→ **Available records**:
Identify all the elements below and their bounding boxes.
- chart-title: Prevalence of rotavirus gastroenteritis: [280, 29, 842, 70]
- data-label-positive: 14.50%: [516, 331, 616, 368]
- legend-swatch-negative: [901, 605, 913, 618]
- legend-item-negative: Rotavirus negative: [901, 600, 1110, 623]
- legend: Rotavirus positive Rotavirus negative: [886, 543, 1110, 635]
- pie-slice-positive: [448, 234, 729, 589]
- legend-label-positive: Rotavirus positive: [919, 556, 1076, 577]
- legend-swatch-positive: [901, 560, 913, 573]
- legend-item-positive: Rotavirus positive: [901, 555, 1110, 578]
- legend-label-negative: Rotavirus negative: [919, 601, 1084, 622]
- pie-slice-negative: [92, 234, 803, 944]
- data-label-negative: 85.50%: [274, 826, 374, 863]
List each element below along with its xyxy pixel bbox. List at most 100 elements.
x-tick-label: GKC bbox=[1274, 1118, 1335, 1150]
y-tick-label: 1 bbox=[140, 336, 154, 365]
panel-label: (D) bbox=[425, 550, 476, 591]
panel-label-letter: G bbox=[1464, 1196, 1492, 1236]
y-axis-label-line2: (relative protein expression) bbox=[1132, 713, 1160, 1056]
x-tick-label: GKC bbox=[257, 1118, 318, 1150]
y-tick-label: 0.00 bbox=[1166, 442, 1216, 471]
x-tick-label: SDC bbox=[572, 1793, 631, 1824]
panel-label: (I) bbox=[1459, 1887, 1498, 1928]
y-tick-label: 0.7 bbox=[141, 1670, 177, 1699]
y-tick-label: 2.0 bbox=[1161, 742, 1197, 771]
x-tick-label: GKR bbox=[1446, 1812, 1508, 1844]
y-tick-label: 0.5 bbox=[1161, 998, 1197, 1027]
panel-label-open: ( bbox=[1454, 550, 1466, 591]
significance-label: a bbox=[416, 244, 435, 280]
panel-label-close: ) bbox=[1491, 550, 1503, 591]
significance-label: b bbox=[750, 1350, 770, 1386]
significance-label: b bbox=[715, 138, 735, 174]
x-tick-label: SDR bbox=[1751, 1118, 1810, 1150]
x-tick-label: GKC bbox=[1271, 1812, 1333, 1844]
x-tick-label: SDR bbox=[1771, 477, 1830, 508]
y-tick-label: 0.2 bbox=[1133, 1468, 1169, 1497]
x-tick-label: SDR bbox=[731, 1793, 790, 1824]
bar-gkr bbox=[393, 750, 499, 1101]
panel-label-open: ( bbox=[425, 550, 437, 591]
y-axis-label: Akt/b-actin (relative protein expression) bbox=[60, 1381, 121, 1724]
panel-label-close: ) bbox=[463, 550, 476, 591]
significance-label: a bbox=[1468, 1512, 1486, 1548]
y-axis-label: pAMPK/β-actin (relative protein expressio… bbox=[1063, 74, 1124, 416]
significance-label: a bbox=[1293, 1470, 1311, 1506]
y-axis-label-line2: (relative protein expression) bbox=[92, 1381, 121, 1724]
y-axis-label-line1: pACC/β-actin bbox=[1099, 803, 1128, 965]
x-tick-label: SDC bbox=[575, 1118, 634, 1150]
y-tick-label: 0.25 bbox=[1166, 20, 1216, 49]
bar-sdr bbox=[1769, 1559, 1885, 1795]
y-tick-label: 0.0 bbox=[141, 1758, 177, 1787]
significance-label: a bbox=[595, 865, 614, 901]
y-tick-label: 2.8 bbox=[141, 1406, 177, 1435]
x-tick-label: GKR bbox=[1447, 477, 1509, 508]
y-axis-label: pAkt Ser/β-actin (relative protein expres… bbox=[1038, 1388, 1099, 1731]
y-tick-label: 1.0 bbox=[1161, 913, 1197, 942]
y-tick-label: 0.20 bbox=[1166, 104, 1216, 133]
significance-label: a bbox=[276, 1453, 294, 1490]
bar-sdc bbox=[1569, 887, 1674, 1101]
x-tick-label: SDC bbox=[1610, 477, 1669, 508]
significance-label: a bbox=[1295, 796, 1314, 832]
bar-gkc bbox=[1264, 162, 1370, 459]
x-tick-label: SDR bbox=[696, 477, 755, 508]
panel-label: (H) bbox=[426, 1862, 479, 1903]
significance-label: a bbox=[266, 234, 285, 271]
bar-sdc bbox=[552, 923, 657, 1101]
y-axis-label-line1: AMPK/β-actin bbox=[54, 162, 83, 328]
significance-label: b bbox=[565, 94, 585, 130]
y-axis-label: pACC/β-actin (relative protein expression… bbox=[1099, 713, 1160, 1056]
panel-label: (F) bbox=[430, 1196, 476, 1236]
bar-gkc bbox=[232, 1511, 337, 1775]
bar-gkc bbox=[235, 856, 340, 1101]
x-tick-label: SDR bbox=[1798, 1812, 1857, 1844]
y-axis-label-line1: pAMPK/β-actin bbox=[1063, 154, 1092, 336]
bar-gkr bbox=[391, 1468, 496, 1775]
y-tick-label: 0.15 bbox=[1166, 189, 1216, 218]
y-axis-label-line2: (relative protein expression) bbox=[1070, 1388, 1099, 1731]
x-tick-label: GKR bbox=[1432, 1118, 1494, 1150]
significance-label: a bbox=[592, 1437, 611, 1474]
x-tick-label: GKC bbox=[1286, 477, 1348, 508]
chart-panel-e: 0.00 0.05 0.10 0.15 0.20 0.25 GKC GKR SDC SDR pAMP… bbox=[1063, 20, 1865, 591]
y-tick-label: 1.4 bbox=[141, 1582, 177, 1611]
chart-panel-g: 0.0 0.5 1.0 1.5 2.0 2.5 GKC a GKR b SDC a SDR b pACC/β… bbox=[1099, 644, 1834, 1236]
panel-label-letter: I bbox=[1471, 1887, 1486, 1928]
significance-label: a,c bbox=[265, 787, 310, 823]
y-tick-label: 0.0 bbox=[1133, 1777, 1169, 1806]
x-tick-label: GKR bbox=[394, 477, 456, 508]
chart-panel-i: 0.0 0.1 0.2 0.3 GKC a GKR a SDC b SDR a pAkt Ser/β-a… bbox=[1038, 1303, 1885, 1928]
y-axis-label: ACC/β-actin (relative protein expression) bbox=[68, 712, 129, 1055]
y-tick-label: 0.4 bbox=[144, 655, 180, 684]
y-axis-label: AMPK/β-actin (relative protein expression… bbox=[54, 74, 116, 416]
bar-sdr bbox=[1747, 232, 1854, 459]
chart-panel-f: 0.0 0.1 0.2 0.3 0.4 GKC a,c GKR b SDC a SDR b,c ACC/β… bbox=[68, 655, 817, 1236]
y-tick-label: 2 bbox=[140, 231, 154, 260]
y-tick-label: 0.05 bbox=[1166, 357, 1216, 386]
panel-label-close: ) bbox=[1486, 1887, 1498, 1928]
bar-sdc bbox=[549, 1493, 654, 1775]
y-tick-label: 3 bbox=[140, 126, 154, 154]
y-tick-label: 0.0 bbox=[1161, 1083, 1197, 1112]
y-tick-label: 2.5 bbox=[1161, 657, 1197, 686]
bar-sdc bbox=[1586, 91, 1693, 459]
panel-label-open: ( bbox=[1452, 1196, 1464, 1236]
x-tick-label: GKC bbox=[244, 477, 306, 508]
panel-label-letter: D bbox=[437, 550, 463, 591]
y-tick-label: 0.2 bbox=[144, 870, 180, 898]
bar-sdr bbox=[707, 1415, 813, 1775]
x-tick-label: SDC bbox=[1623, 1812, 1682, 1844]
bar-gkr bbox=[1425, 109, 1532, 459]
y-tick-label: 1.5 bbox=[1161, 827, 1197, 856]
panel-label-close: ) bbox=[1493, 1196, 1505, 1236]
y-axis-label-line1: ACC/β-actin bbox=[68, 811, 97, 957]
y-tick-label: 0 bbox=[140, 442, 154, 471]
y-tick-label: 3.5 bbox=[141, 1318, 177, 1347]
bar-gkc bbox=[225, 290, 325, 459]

→ **Work item**:
Find the word "relative" in the data and copy out each line where it turns up.

→ **Expected answer**:
y-axis-label-line2: (relative protein expression) bbox=[1132, 713, 1160, 1056]
y-axis-label: Akt/b-actin (relative protein expression) bbox=[60, 1381, 121, 1724]
y-axis-label: pAMPK/β-actin (relative protein expressio… bbox=[1063, 74, 1124, 416]
y-axis-label-line2: (relative protein expression) bbox=[92, 1381, 121, 1724]
y-axis-label: pAkt Ser/β-actin (relative protein expres… bbox=[1038, 1388, 1099, 1731]
y-axis-label: pACC/β-actin (relative protein expression… bbox=[1099, 713, 1160, 1056]
y-axis-label-line2: (relative protein expression) bbox=[1070, 1388, 1099, 1731]
y-axis-label: ACC/β-actin (relative protein expression) bbox=[68, 712, 129, 1055]
y-axis-label: AMPK/β-actin (relative protein expression… bbox=[54, 74, 116, 416]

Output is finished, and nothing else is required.